-- START OF Working data --

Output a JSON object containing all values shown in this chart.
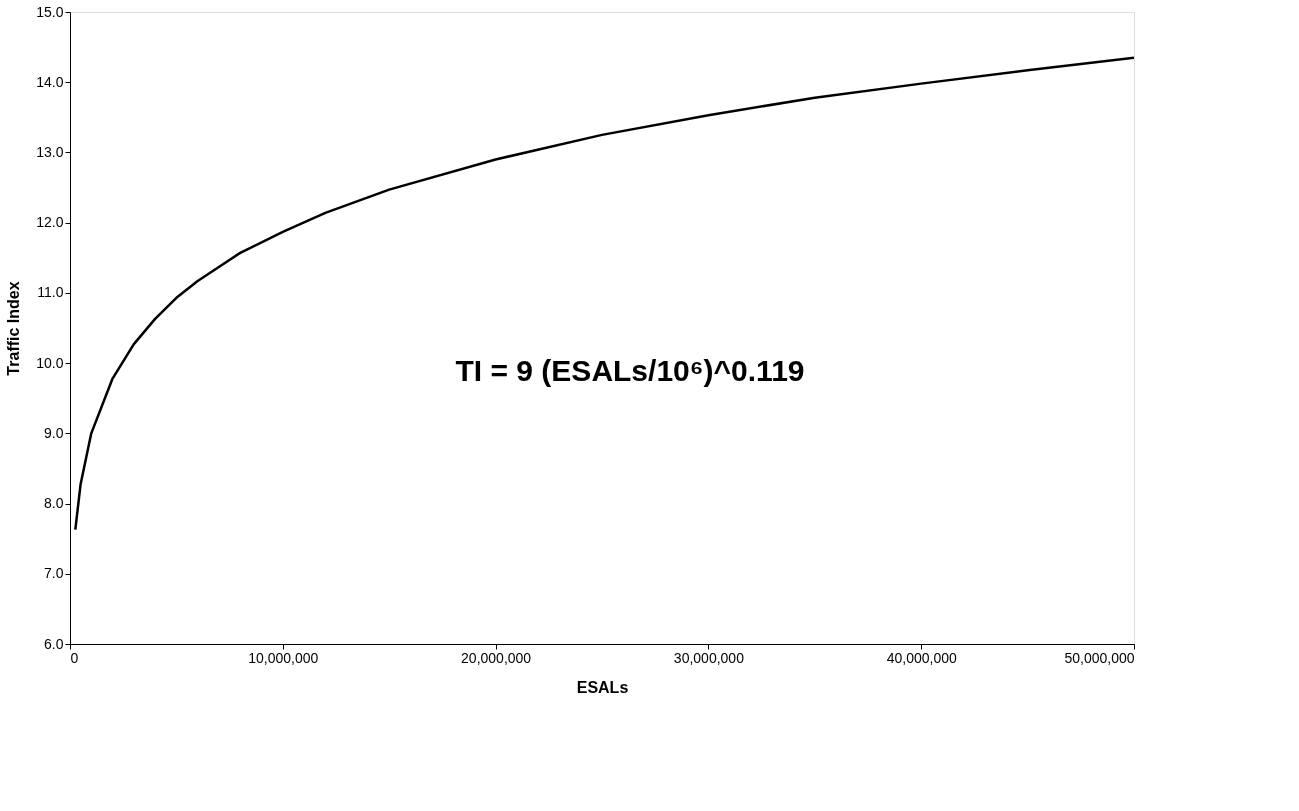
{
  "chart_data": {
    "type": "line",
    "xlabel": "ESALs",
    "ylabel": "Traffic Index",
    "x": [
      250000,
      500000,
      1000000,
      2000000,
      3000000,
      4000000,
      5000000,
      6000000,
      8000000,
      10000000,
      12000000,
      15000000,
      20000000,
      25000000,
      30000000,
      35000000,
      40000000,
      45000000,
      50000000
    ],
    "series": [
      {
        "color": "#000000",
        "values": [
          7.63,
          8.28,
          9.0,
          9.78,
          10.27,
          10.63,
          10.93,
          11.17,
          11.57,
          11.87,
          12.14,
          12.47,
          12.9,
          13.25,
          13.53,
          13.78,
          13.98,
          14.17,
          14.35
        ]
      }
    ],
    "xlim": [
      0,
      50000000
    ],
    "xticks": [
      {
        "value": 0,
        "label": "0"
      },
      {
        "value": 10000000,
        "label": "10,000,000"
      },
      {
        "value": 20000000,
        "label": "20,000,000"
      },
      {
        "value": 30000000,
        "label": "30,000,000"
      },
      {
        "value": 40000000,
        "label": "40,000,000"
      },
      {
        "value": 50000000,
        "label": "50,000,000"
      }
    ],
    "ylim": [
      6,
      15
    ],
    "yticks": [
      {
        "value": 6,
        "label": "6.0"
      },
      {
        "value": 7,
        "label": "7.0"
      },
      {
        "value": 8,
        "label": "8.0"
      },
      {
        "value": 9,
        "label": "9.0"
      },
      {
        "value": 10,
        "label": "10.0"
      },
      {
        "value": 11,
        "label": "11.0"
      },
      {
        "value": 12,
        "label": "12.0"
      },
      {
        "value": 13,
        "label": "13.0"
      },
      {
        "value": 14,
        "label": "14.0"
      },
      {
        "value": 15,
        "label": "15.0"
      }
    ],
    "annotations": [
      "TI = 9 (ESALs/10⁶)^0.119"
    ],
    "grid": false,
    "marker": "none",
    "line_style": "solid"
  }
}
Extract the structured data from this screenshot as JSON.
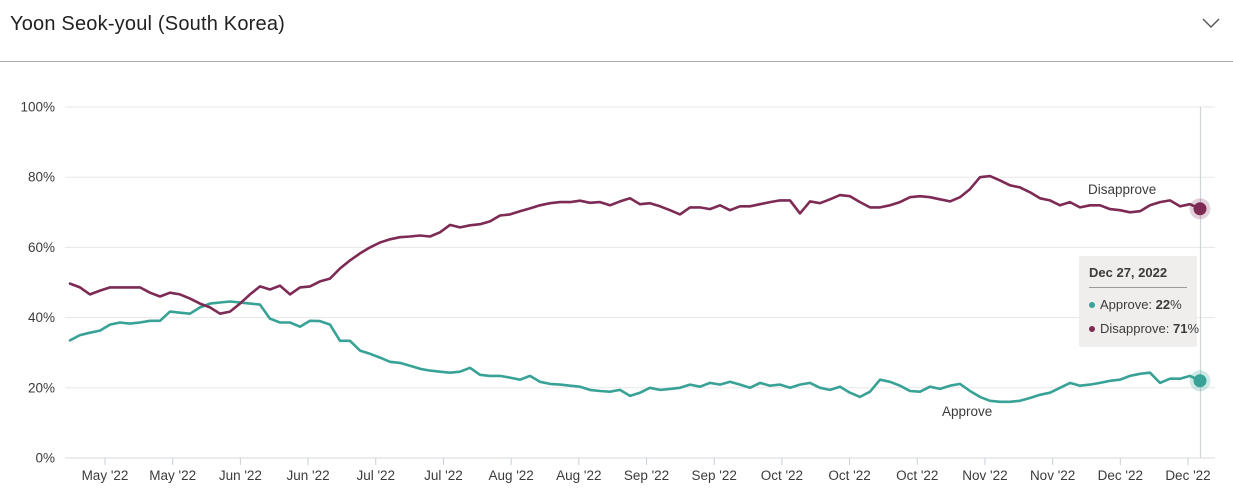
{
  "header": {
    "title": "Yoon Seok-youl (South Korea)",
    "dropdown_icon": "chevron-down"
  },
  "chart_data": {
    "type": "line",
    "title": "Yoon Seok-youl (South Korea)",
    "xlabel": "",
    "ylabel": "",
    "ylim": [
      0,
      100
    ],
    "grid": "horizontal",
    "legend_position": "inline-end-labels",
    "y_tick_labels": [
      "0%",
      "20%",
      "40%",
      "60%",
      "80%",
      "100%"
    ],
    "y_tick_values": [
      0,
      20,
      40,
      60,
      80,
      100
    ],
    "x_tick_labels": [
      "May '22",
      "May '22",
      "Jun '22",
      "Jun '22",
      "Jul '22",
      "Jul '22",
      "Aug '22",
      "Aug '22",
      "Sep '22",
      "Sep '22",
      "Oct '22",
      "Oct '22",
      "Oct '22",
      "Nov '22",
      "Nov '22",
      "Dec '22",
      "Dec '22"
    ],
    "series": [
      {
        "name": "Approve",
        "color": "#38A296",
        "halo_color": "rgba(56,162,150,0.25)",
        "end_value_label": "22%",
        "values": [
          33.5,
          35.0,
          35.7,
          36.3,
          38.0,
          38.6,
          38.3,
          38.6,
          39.1,
          39.1,
          41.7,
          41.4,
          41.1,
          42.9,
          44.0,
          44.3,
          44.6,
          44.3,
          44.0,
          43.7,
          39.7,
          38.6,
          38.6,
          37.4,
          39.1,
          39.0,
          38.0,
          33.4,
          33.4,
          30.6,
          29.7,
          28.6,
          27.4,
          27.1,
          26.3,
          25.4,
          24.9,
          24.6,
          24.3,
          24.6,
          25.7,
          23.7,
          23.4,
          23.4,
          22.9,
          22.3,
          23.4,
          21.7,
          21.1,
          20.9,
          20.6,
          20.3,
          19.4,
          19.1,
          18.9,
          19.4,
          17.7,
          18.6,
          20.0,
          19.4,
          19.7,
          20.0,
          20.9,
          20.3,
          21.4,
          20.9,
          21.7,
          20.9,
          20.0,
          21.4,
          20.6,
          20.9,
          20.0,
          20.9,
          21.4,
          20.0,
          19.4,
          20.3,
          18.6,
          17.4,
          18.9,
          22.3,
          21.7,
          20.6,
          19.1,
          18.9,
          20.3,
          19.7,
          20.6,
          21.1,
          19.1,
          17.4,
          16.3,
          16.0,
          16.0,
          16.3,
          17.1,
          18.0,
          18.6,
          20.0,
          21.4,
          20.6,
          20.9,
          21.4,
          22.0,
          22.3,
          23.4,
          24.0,
          24.3,
          21.4,
          22.6,
          22.6,
          23.4,
          22.0
        ]
      },
      {
        "name": "Disapprove",
        "color": "#7D2A55",
        "halo_color": "rgba(125,42,85,0.22)",
        "end_value_label": "71%",
        "values": [
          49.7,
          48.6,
          46.6,
          47.7,
          48.6,
          48.6,
          48.6,
          48.6,
          47.1,
          46.0,
          47.1,
          46.6,
          45.4,
          44.0,
          42.9,
          41.1,
          41.7,
          44.0,
          46.6,
          48.9,
          48.0,
          49.1,
          46.6,
          48.6,
          48.9,
          50.3,
          51.1,
          54.0,
          56.3,
          58.3,
          60.0,
          61.4,
          62.3,
          62.9,
          63.1,
          63.4,
          63.1,
          64.3,
          66.4,
          65.7,
          66.3,
          66.6,
          67.4,
          69.1,
          69.4,
          70.3,
          71.1,
          72.0,
          72.6,
          72.9,
          72.9,
          73.3,
          72.7,
          72.9,
          72.0,
          73.1,
          74.0,
          72.3,
          72.6,
          71.7,
          70.6,
          69.4,
          71.4,
          71.4,
          70.9,
          72.0,
          70.6,
          71.7,
          71.7,
          72.3,
          72.9,
          73.4,
          73.4,
          69.7,
          73.1,
          72.6,
          73.7,
          74.9,
          74.6,
          72.9,
          71.4,
          71.4,
          72.0,
          72.9,
          74.3,
          74.6,
          74.3,
          73.7,
          73.1,
          74.3,
          76.6,
          80.0,
          80.3,
          79.1,
          77.7,
          77.1,
          75.7,
          74.0,
          73.4,
          72.0,
          72.9,
          71.4,
          72.0,
          72.0,
          70.9,
          70.6,
          70.0,
          70.3,
          72.0,
          72.9,
          73.4,
          71.7,
          72.3,
          71.0
        ]
      }
    ],
    "annotations": [
      {
        "text": "Disapprove",
        "series": "Disapprove"
      },
      {
        "text": "Approve",
        "series": "Approve"
      }
    ],
    "crosshair_date_index": "last"
  },
  "tooltip": {
    "date": "Dec 27, 2022",
    "rows": [
      {
        "name": "Approve",
        "prefix": "Approve: ",
        "value": "22",
        "suffix": "%",
        "color": "#38A296"
      },
      {
        "name": "Disapprove",
        "prefix": "Disapprove: ",
        "value": "71",
        "suffix": "%",
        "color": "#7D2A55"
      }
    ]
  },
  "colors": {
    "approve": "#38A296",
    "disapprove": "#7D2A55",
    "gridline": "#e7e7e7",
    "axis_line": "#d6dade",
    "crosshair": "#cfd4d8",
    "text": "#3b3b3b"
  }
}
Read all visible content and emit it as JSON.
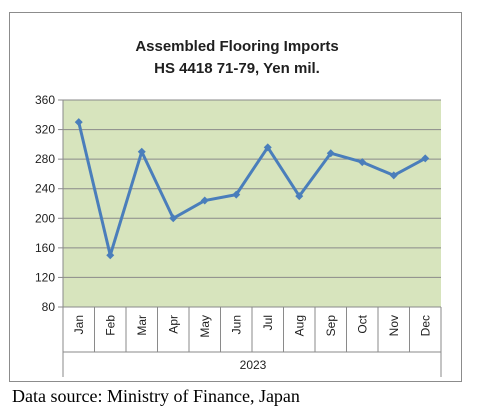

-- END OF Working data --

Copy all the records above exactly, but leave out the pictures.

Output a JSON object containing all values shown in this chart.
{
  "chart_data": {
    "type": "line",
    "xlabel": "ESALs",
    "ylabel": "Traffic Index",
    "x": [
      250000,
      500000,
      1000000,
      2000000,
      3000000,
      4000000,
      5000000,
      6000000,
      8000000,
      10000000,
      12000000,
      15000000,
      20000000,
      25000000,
      30000000,
      35000000,
      40000000,
      45000000,
      50000000
    ],
    "series": [
      {
        "color": "#000000",
        "values": [
          7.63,
          8.28,
          9.0,
          9.78,
          10.27,
          10.63,
          10.93,
          11.17,
          11.57,
          11.87,
          12.14,
          12.47,
          12.9,
          13.25,
          13.53,
          13.78,
          13.98,
          14.17,
          14.35
        ]
      }
    ],
    "xlim": [
      0,
      50000000
    ],
    "xticks": [
      {
        "value": 0,
        "label": "0"
      },
      {
        "value": 10000000,
        "label": "10,000,000"
      },
      {
        "value": 20000000,
        "label": "20,000,000"
      },
      {
        "value": 30000000,
        "label": "30,000,000"
      },
      {
        "value": 40000000,
        "label": "40,000,000"
      },
      {
        "value": 50000000,
        "label": "50,000,000"
      }
    ],
    "ylim": [
      6,
      15
    ],
    "yticks": [
      {
        "value": 6,
        "label": "6.0"
      },
      {
        "value": 7,
        "label": "7.0"
      },
      {
        "value": 8,
        "label": "8.0"
      },
      {
        "value": 9,
        "label": "9.0"
      },
      {
        "value": 10,
        "label": "10.0"
      },
      {
        "value": 11,
        "label": "11.0"
      },
      {
        "value": 12,
        "label": "12.0"
      },
      {
        "value": 13,
        "label": "13.0"
      },
      {
        "value": 14,
        "label": "14.0"
      },
      {
        "value": 15,
        "label": "15.0"
      }
    ],
    "annotations": [
      "TI = 9 (ESALs/10⁶)^0.119"
    ],
    "grid": false,
    "marker": "none",
    "line_style": "solid"
  }
}
Extract the structured data from this screenshot as JSON.
{
  "header": {
    "title": "Yoon Seok-youl (South Korea)",
    "dropdown_icon": "chevron-down"
  },
  "chart_data": {
    "type": "line",
    "title": "Yoon Seok-youl (South Korea)",
    "xlabel": "",
    "ylabel": "",
    "ylim": [
      0,
      100
    ],
    "grid": "horizontal",
    "legend_position": "inline-end-labels",
    "y_tick_labels": [
      "0%",
      "20%",
      "40%",
      "60%",
      "80%",
      "100%"
    ],
    "y_tick_values": [
      0,
      20,
      40,
      60,
      80,
      100
    ],
    "x_tick_labels": [
      "May '22",
      "May '22",
      "Jun '22",
      "Jun '22",
      "Jul '22",
      "Jul '22",
      "Aug '22",
      "Aug '22",
      "Sep '22",
      "Sep '22",
      "Oct '22",
      "Oct '22",
      "Oct '22",
      "Nov '22",
      "Nov '22",
      "Dec '22",
      "Dec '22"
    ],
    "series": [
      {
        "name": "Approve",
        "color": "#38A296",
        "halo_color": "rgba(56,162,150,0.25)",
        "end_value_label": "22%",
        "values": [
          33.5,
          35.0,
          35.7,
          36.3,
          38.0,
          38.6,
          38.3,
          38.6,
          39.1,
          39.1,
          41.7,
          41.4,
          41.1,
          42.9,
          44.0,
          44.3,
          44.6,
          44.3,
          44.0,
          43.7,
          39.7,
          38.6,
          38.6,
          37.4,
          39.1,
          39.0,
          38.0,
          33.4,
          33.4,
          30.6,
          29.7,
          28.6,
          27.4,
          27.1,
          26.3,
          25.4,
          24.9,
          24.6,
          24.3,
          24.6,
          25.7,
          23.7,
          23.4,
          23.4,
          22.9,
          22.3,
          23.4,
          21.7,
          21.1,
          20.9,
          20.6,
          20.3,
          19.4,
          19.1,
          18.9,
          19.4,
          17.7,
          18.6,
          20.0,
          19.4,
          19.7,
          20.0,
          20.9,
          20.3,
          21.4,
          20.9,
          21.7,
          20.9,
          20.0,
          21.4,
          20.6,
          20.9,
          20.0,
          20.9,
          21.4,
          20.0,
          19.4,
          20.3,
          18.6,
          17.4,
          18.9,
          22.3,
          21.7,
          20.6,
          19.1,
          18.9,
          20.3,
          19.7,
          20.6,
          21.1,
          19.1,
          17.4,
          16.3,
          16.0,
          16.0,
          16.3,
          17.1,
          18.0,
          18.6,
          20.0,
          21.4,
          20.6,
          20.9,
          21.4,
          22.0,
          22.3,
          23.4,
          24.0,
          24.3,
          21.4,
          22.6,
          22.6,
          23.4,
          22.0
        ]
      },
      {
        "name": "Disapprove",
        "color": "#7D2A55",
        "halo_color": "rgba(125,42,85,0.22)",
        "end_value_label": "71%",
        "values": [
          49.7,
          48.6,
          46.6,
          47.7,
          48.6,
          48.6,
          48.6,
          48.6,
          47.1,
          46.0,
          47.1,
          46.6,
          45.4,
          44.0,
          42.9,
          41.1,
          41.7,
          44.0,
          46.6,
          48.9,
          48.0,
          49.1,
          46.6,
          48.6,
          48.9,
          50.3,
          51.1,
          54.0,
          56.3,
          58.3,
          60.0,
          61.4,
          62.3,
          62.9,
          63.1,
          63.4,
          63.1,
          64.3,
          66.4,
          65.7,
          66.3,
          66.6,
          67.4,
          69.1,
          69.4,
          70.3,
          71.1,
          72.0,
          72.6,
          72.9,
          72.9,
          73.3,
          72.7,
          72.9,
          72.0,
          73.1,
          74.0,
          72.3,
          72.6,
          71.7,
          70.6,
          69.4,
          71.4,
          71.4,
          70.9,
          72.0,
          70.6,
          71.7,
          71.7,
          72.3,
          72.9,
          73.4,
          73.4,
          69.7,
          73.1,
          72.6,
          73.7,
          74.9,
          74.6,
          72.9,
          71.4,
          71.4,
          72.0,
          72.9,
          74.3,
          74.6,
          74.3,
          73.7,
          73.1,
          74.3,
          76.6,
          80.0,
          80.3,
          79.1,
          77.7,
          77.1,
          75.7,
          74.0,
          73.4,
          72.0,
          72.9,
          71.4,
          72.0,
          72.0,
          70.9,
          70.6,
          70.0,
          70.3,
          72.0,
          72.9,
          73.4,
          71.7,
          72.3,
          71.0
        ]
      }
    ],
    "annotations": [
      {
        "text": "Disapprove",
        "series": "Disapprove"
      },
      {
        "text": "Approve",
        "series": "Approve"
      }
    ],
    "crosshair_date_index": "last"
  },
  "tooltip": {
    "date": "Dec 27, 2022",
    "rows": [
      {
        "name": "Approve",
        "prefix": "Approve: ",
        "value": "22",
        "suffix": "%",
        "color": "#38A296"
      },
      {
        "name": "Disapprove",
        "prefix": "Disapprove: ",
        "value": "71",
        "suffix": "%",
        "color": "#7D2A55"
      }
    ]
  },
  "colors": {
    "approve": "#38A296",
    "disapprove": "#7D2A55",
    "gridline": "#e7e7e7",
    "axis_line": "#d6dade",
    "crosshair": "#cfd4d8",
    "text": "#3b3b3b"
  }
}
Read all visible content and emit it as JSON.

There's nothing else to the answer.